• **TASK DETAILS**
What follows is a set of entries. Give them again exactly, without the pictures.

• **Extracted records**
+ + + + +
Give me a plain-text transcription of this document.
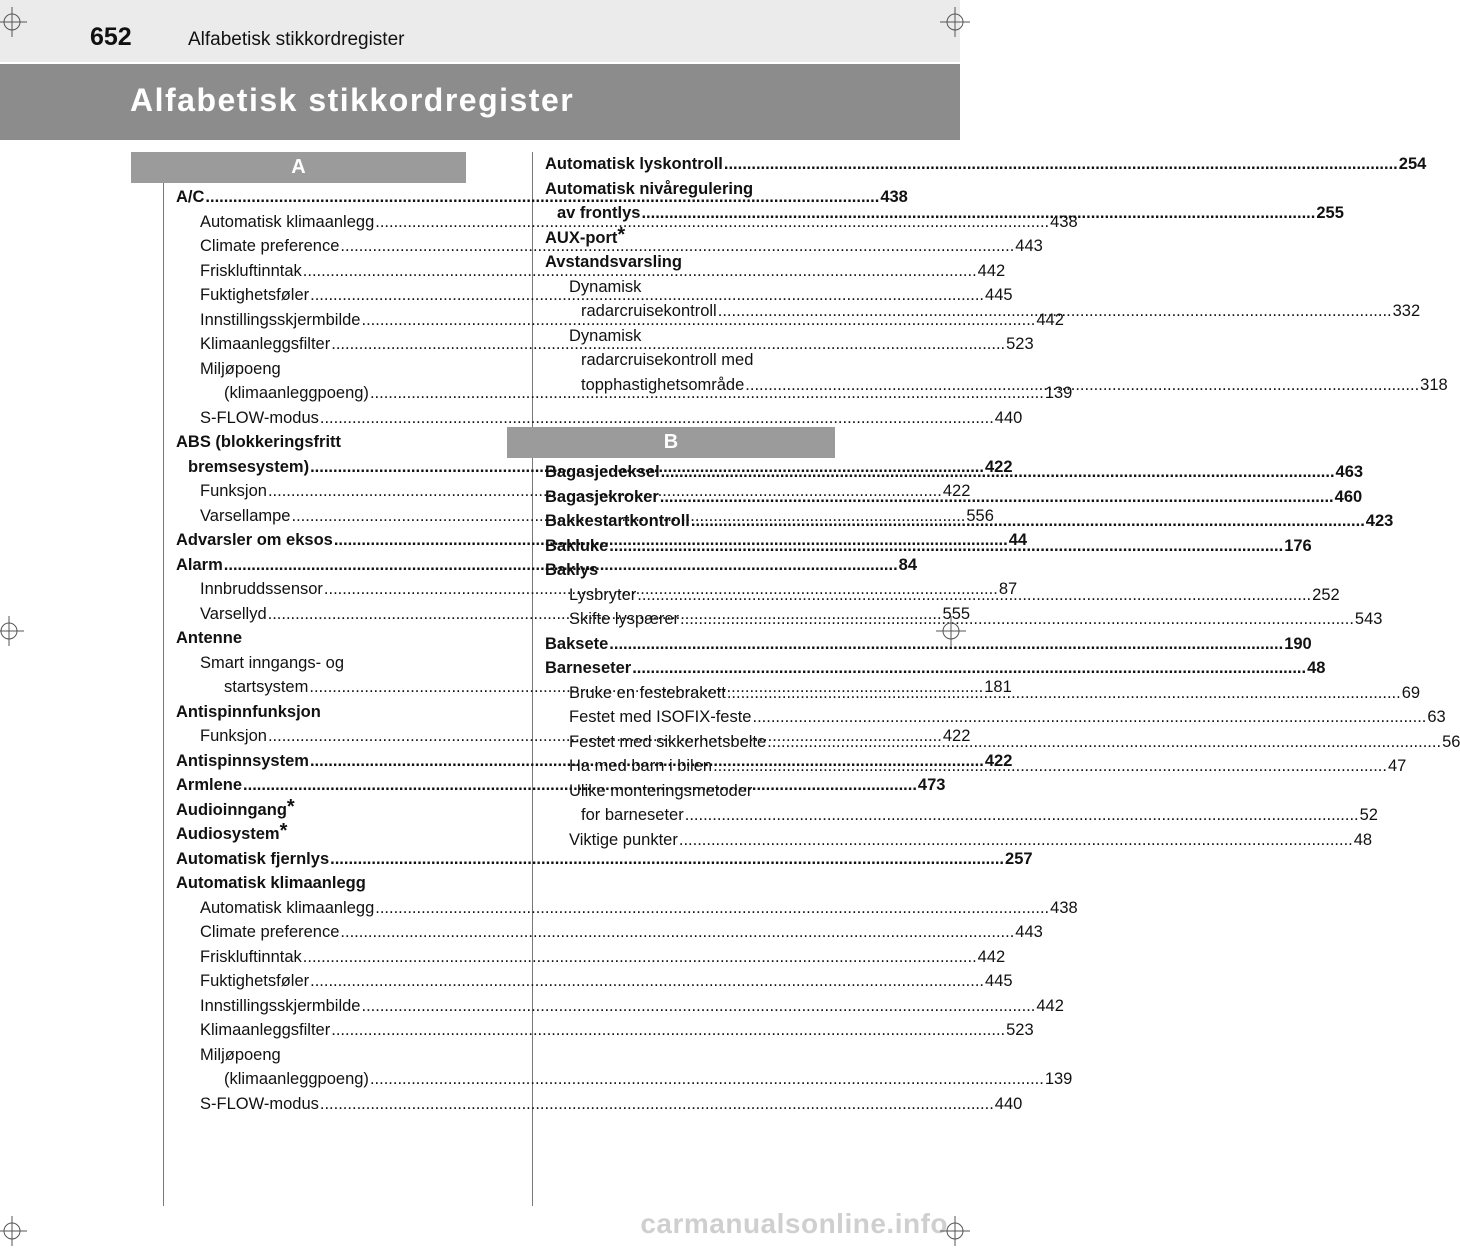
652	Alfabetisk stikkordregister
Alfabetisk stikkordregister
A
A/C .....	438
Automatisk klimaanlegg .....	438
Climate preference .....	443
Friskluftinntak .....	442
Fuktighetsføler .....	445
Innstillingsskjermbilde .....	442
Klimaanleggsfilter .....	523
Miljøpoeng
(klimaanleggpoeng) .....	139
S-FLOW-modus .....	440
ABS (blokkeringsfritt
bremsesystem) .....	422
Funksjon .....	422
Varsellampe .....	556
Advarsler om eksos .....	44
Alarm .....	84
Innbruddssensor .....	87
Varsellyd .....	555
Antenne
Smart inngangs- og
startsystem .....	181
Antispinnfunksjon
Funksjon .....	422
Antispinnsystem .....	422
Armlene .....	473
Audioinngang*
Audiosystem*
Automatisk fjernlys .....	257
Automatisk klimaanlegg
Automatisk klimaanlegg .....	438
Climate preference .....	443
Friskluftinntak .....	442
Fuktighetsføler .....	445
Innstillingsskjermbilde .....	442
Klimaanleggsfilter .....	523
Miljøpoeng
(klimaanleggpoeng) .....	139
S-FLOW-modus .....	440
Automatisk lyskontroll .....	254
Automatisk nivåregulering
av frontlys .....	255
AUX-port*
Avstandsvarsling
Dynamisk
radarcruisekontroll .....	332
Dynamisk
radarcruisekontroll med
topphastighetsområde .....	318
B
Bagasjedeksel .....	463
Bagasjekroker .....	460
Bakkestartkontroll .....	423
Bakluke .....	176
Baklys
Lysbryter .....	252
Skifte lyspærer .....	543
Baksete .....	190
Barneseter .....	48
Bruke en festebrakett .....	69
Festet med ISOFIX-feste .....	63
Festet med sikkerhetsbelte .....	56
Ha med barn i bilen .....	47
Ulike monteringsmetoder
for barneseter .....	52
Viktige punkter .....	48
carmanualsonline.info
+ + + + +
• **ANSWER TO THE TASK**
Give me a plain-text transcription of this document.
652	Alfabetisk stikkordregister
Alfabetisk stikkordregister
A
A/C .....	438
Automatisk klimaanlegg .....	438
Climate preference .....	443
Friskluftinntak .....	442
Fuktighetsføler .....	445
Innstillingsskjermbilde .....	442
Klimaanleggsfilter .....	523
Miljøpoeng
(klimaanleggpoeng) .....	139
S-FLOW-modus .....	440
ABS (blokkeringsfritt
bremsesystem) .....	422
Funksjon .....	422
Varsellampe .....	556
Advarsler om eksos .....	44
Alarm .....	84
Innbruddssensor .....	87
Varsellyd .....	555
Antenne
Smart inngangs- og
startsystem .....	181
Antispinnfunksjon
Funksjon .....	422
Antispinnsystem .....	422
Armlene .....	473
Audioinngang*
Audiosystem*
Automatisk fjernlys .....	257
Automatisk klimaanlegg
Automatisk klimaanlegg .....	438
Climate preference .....	443
Friskluftinntak .....	442
Fuktighetsføler .....	445
Innstillingsskjermbilde .....	442
Klimaanleggsfilter .....	523
Miljøpoeng
(klimaanleggpoeng) .....	139
S-FLOW-modus .....	440
Automatisk lyskontroll .....	254
Automatisk nivåregulering
av frontlys .....	255
AUX-port*
Avstandsvarsling
Dynamisk
radarcruisekontroll .....	332
Dynamisk
radarcruisekontroll med
topphastighetsområde .....	318
B
Bagasjedeksel .....	463
Bagasjekroker .....	460
Bakkestartkontroll .....	423
Bakluke .....	176
Baklys
Lysbryter .....	252
Skifte lyspærer .....	543
Baksete .....	190
Barneseter .....	48
Bruke en festebrakett .....	69
Festet med ISOFIX-feste .....	63
Festet med sikkerhetsbelte .....	56
Ha med barn i bilen .....	47
Ulike monteringsmetoder
for barneseter .....	52
Viktige punkter .....	48
carmanualsonline.info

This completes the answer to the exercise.